-- Items from a data source --
◆ ◆ ◆
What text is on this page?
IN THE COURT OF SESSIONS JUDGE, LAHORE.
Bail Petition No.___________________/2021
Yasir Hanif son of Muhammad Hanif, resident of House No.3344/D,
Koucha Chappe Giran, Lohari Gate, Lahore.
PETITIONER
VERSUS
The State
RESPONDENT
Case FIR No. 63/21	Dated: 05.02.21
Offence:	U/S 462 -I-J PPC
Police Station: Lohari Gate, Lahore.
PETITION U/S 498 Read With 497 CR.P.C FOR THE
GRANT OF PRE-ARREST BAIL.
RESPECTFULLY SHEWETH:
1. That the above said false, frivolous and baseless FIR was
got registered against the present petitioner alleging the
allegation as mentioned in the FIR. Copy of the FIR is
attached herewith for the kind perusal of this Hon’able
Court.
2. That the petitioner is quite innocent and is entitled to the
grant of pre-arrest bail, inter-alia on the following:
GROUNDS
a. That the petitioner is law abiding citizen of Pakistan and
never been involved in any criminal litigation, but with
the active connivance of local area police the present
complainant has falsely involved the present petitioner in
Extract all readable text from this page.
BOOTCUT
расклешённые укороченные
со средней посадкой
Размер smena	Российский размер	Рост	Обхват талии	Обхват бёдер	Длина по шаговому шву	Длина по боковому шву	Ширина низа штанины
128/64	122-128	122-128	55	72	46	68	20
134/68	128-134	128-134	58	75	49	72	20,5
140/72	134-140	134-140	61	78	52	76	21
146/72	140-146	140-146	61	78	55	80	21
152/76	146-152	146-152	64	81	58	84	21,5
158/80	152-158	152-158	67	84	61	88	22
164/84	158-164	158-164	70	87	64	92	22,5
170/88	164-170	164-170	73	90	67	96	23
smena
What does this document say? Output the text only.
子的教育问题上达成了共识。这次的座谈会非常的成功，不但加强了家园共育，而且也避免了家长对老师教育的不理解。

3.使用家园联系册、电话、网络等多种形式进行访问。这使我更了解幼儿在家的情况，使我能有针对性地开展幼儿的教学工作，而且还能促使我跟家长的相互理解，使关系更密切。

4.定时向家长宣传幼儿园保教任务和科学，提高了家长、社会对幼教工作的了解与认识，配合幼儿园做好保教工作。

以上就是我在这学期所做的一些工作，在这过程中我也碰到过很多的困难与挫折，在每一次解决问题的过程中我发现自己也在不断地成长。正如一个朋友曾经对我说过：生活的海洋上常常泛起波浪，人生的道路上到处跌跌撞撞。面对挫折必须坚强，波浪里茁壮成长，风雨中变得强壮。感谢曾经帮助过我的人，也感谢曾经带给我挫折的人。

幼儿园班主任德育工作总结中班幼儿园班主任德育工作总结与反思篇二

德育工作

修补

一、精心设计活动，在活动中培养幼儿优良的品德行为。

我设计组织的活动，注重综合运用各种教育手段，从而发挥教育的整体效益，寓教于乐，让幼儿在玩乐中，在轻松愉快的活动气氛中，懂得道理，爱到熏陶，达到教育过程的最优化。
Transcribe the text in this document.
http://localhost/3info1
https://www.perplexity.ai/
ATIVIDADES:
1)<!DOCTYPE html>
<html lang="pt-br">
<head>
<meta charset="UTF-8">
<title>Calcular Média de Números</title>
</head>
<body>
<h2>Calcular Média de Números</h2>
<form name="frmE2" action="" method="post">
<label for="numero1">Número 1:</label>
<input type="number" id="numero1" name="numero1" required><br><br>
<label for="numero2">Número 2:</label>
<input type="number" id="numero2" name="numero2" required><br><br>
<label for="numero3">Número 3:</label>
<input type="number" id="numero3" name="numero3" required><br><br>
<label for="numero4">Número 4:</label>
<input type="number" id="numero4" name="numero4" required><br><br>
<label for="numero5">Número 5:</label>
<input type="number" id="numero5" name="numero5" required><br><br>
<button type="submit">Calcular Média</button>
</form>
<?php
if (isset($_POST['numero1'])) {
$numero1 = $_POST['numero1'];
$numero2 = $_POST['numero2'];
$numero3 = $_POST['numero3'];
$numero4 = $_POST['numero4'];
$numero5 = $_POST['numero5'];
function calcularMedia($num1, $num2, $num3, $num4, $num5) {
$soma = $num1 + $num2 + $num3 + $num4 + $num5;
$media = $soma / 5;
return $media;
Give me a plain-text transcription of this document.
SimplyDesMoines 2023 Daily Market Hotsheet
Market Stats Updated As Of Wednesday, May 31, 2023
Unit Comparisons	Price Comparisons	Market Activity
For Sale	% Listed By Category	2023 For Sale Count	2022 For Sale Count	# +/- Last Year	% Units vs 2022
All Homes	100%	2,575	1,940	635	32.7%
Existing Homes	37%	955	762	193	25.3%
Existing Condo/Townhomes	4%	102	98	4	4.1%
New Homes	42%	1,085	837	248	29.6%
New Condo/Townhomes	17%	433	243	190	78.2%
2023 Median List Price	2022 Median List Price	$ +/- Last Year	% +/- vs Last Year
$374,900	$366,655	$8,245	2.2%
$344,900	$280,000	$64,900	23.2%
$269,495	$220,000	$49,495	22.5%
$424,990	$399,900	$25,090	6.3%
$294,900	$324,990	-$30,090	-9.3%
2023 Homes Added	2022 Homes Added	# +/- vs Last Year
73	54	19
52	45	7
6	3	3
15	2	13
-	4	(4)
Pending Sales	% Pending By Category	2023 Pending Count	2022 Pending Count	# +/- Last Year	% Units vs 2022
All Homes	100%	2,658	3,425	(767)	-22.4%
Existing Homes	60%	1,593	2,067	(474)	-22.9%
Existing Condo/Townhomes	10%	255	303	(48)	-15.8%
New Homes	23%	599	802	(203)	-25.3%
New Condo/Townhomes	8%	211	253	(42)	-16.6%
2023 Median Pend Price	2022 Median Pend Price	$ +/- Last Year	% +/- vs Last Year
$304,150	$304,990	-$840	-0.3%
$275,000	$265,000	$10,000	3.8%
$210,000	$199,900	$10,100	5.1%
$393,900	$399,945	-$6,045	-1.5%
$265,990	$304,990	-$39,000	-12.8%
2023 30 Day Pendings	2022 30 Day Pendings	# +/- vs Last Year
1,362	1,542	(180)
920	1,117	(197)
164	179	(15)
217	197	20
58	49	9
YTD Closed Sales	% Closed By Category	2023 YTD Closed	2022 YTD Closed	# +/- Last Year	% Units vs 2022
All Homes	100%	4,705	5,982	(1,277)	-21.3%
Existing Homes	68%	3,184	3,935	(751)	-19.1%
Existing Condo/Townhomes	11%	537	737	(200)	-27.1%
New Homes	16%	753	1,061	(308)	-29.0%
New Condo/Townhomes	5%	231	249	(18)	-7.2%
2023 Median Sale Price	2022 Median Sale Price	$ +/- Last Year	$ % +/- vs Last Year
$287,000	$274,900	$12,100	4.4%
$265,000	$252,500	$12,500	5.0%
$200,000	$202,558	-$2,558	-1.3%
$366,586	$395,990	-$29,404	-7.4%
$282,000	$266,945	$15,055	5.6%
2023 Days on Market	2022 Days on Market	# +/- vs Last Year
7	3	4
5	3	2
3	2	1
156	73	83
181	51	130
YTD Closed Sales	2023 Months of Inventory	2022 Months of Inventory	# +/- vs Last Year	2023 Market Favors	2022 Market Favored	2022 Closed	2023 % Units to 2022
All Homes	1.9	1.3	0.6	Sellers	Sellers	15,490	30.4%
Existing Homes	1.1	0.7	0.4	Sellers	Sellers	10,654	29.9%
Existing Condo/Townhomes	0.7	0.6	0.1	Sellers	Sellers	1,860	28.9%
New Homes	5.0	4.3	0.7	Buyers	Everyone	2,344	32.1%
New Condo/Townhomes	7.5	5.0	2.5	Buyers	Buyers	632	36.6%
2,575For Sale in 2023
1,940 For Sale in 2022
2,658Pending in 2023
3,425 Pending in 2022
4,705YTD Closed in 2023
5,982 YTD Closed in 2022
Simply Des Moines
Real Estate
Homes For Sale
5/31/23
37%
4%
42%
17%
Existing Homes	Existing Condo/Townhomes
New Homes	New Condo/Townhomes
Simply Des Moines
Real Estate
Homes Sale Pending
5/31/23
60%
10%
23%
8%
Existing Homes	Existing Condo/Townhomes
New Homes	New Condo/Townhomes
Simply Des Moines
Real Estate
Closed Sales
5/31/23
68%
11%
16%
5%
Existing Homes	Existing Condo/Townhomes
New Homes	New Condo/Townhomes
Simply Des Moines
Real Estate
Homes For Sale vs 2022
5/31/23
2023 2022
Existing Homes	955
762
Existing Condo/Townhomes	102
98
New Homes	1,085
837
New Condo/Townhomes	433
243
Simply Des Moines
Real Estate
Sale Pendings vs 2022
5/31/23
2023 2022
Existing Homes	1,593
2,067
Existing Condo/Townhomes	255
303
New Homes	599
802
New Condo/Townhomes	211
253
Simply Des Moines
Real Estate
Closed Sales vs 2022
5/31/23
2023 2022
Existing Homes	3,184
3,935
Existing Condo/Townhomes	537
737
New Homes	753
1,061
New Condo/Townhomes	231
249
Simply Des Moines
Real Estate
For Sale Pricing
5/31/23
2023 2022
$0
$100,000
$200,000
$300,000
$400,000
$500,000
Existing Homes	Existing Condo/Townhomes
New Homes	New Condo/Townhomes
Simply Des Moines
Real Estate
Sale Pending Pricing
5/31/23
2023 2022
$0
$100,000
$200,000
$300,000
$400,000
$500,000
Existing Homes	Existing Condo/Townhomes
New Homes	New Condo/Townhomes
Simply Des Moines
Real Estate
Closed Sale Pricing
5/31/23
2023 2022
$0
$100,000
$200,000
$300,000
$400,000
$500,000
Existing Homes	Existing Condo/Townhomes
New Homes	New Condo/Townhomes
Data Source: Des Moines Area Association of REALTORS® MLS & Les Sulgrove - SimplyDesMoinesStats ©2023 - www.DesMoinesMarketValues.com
◆ ◆ ◆
-- Written request --
How many lines in the entries contain the string "Números"? Answer with the number only.

-- Solution to the exercise --
2